-- Begin EXTRACTED ENTRIES --

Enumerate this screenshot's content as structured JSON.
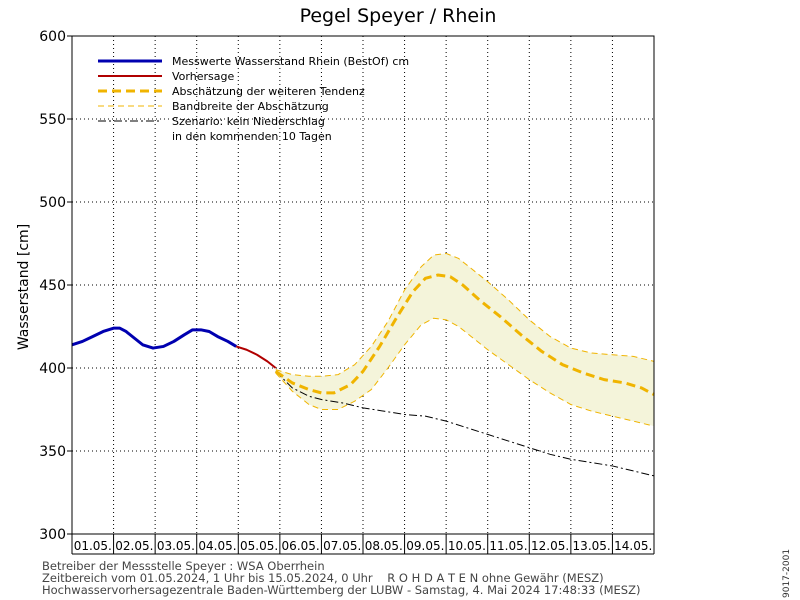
{
  "chart_data": {
    "type": "line",
    "title": "Pegel Speyer / Rhein",
    "ylabel": "Wasserstand [cm]",
    "ylim": [
      300,
      600
    ],
    "yticks": [
      300,
      350,
      400,
      450,
      500,
      550,
      600
    ],
    "xlim_days": [
      0,
      14
    ],
    "categories": [
      "01.05.",
      "02.05.",
      "03.05.",
      "04.05.",
      "05.05.",
      "06.05.",
      "07.05.",
      "08.05.",
      "09.05.",
      "10.05.",
      "11.05.",
      "12.05.",
      "13.05.",
      "14.05."
    ],
    "grid": true,
    "legend_position": "top-left",
    "legend": [
      "Messwerte Wasserstand Rhein (BestOf) cm",
      "Vorhersage",
      "Abschätzung der weiteren Tendenz",
      "Bandbreite der Abschätzung",
      "Szenario: kein Niederschlag",
      "in den kommenden 10 Tagen"
    ],
    "series": [
      {
        "name": "Messwerte Wasserstand Rhein (BestOf) cm",
        "color": "#0000b0",
        "style": "solid-thick",
        "x": [
          0,
          0.25,
          0.5,
          0.75,
          1.0,
          1.15,
          1.3,
          1.5,
          1.7,
          1.95,
          2.2,
          2.45,
          2.7,
          2.9,
          3.1,
          3.3,
          3.5,
          3.75,
          3.95
        ],
        "y": [
          414,
          416,
          419,
          422,
          424,
          424,
          422,
          418,
          414,
          412,
          413,
          416,
          420,
          423,
          423,
          422,
          419,
          416,
          413
        ]
      },
      {
        "name": "Vorhersage",
        "color": "#b00000",
        "style": "solid",
        "x": [
          3.95,
          4.2,
          4.45,
          4.7,
          4.9
        ],
        "y": [
          413,
          411,
          408,
          404,
          400
        ]
      },
      {
        "name": "Abschätzung der weiteren Tendenz",
        "color": "#f0b400",
        "style": "dashed-thick",
        "x": [
          4.9,
          5.3,
          5.7,
          6.0,
          6.3,
          6.7,
          7.0,
          7.4,
          7.8,
          8.2,
          8.5,
          8.8,
          9.1,
          9.4,
          9.8,
          10.3,
          10.8,
          11.3,
          11.8,
          12.3,
          12.8,
          13.3,
          13.7,
          14.0
        ],
        "y": [
          398,
          391,
          387,
          385,
          385,
          390,
          398,
          413,
          430,
          446,
          454,
          456,
          455,
          450,
          441,
          431,
          420,
          410,
          402,
          397,
          393,
          391,
          388,
          384
        ]
      },
      {
        "name": "Bandbreite der Abschätzung (oben)",
        "color": "#f0b400",
        "style": "dashed-thin",
        "x": [
          4.9,
          5.3,
          5.7,
          6.0,
          6.4,
          6.8,
          7.2,
          7.6,
          8.0,
          8.4,
          8.7,
          9.0,
          9.3,
          9.6,
          10.0,
          10.5,
          11.0,
          11.5,
          12.0,
          12.5,
          13.0,
          13.5,
          14.0
        ],
        "y": [
          399,
          396,
          395,
          395,
          396,
          402,
          413,
          428,
          447,
          461,
          468,
          469,
          466,
          460,
          452,
          441,
          429,
          419,
          412,
          409,
          408,
          407,
          404
        ]
      },
      {
        "name": "Bandbreite der Abschätzung (unten)",
        "color": "#f0b400",
        "style": "dashed-thin",
        "x": [
          4.9,
          5.3,
          5.7,
          6.0,
          6.4,
          6.8,
          7.2,
          7.6,
          8.0,
          8.4,
          8.7,
          9.0,
          9.3,
          9.6,
          10.0,
          10.5,
          11.0,
          11.5,
          12.0,
          12.5,
          13.0,
          13.5,
          14.0
        ],
        "y": [
          397,
          386,
          378,
          375,
          375,
          380,
          387,
          400,
          414,
          426,
          430,
          429,
          425,
          419,
          411,
          402,
          393,
          385,
          378,
          374,
          371,
          368,
          365
        ]
      },
      {
        "name": "Szenario: kein Niederschlag",
        "color": "#000000",
        "style": "dashdot",
        "x": [
          4.9,
          5.3,
          5.7,
          6.0,
          6.5,
          7.0,
          7.5,
          8.0,
          8.5,
          9.0,
          9.5,
          10.0,
          10.5,
          11.0,
          11.5,
          12.0,
          12.5,
          13.0,
          13.5,
          14.0
        ],
        "y": [
          398,
          388,
          383,
          381,
          379,
          376,
          374,
          372,
          371,
          368,
          364,
          360,
          356,
          352,
          348,
          345,
          343,
          341,
          338,
          335
        ]
      }
    ]
  },
  "footer": {
    "line1": "Betreiber der Messstelle Speyer : WSA Oberrhein",
    "line2": "Zeitbereich vom 01.05.2024, 1 Uhr bis 15.05.2024, 0 Uhr    R O H D A T E N ohne Gewähr (MESZ)",
    "line3": "Hochwasservorhersagezentrale Baden-Württemberg der LUBW - Samstag, 4. Mai 2024 17:48:33 (MESZ)"
  },
  "side_label": "9017-2001"
}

-- End EXTRACTED ENTRIES --

*REQUIRED WORK*. Count each line above in which the string "Wasserstand" appears, then state only the total.

*OUTPUT FOR THIS EXERCISE*. 3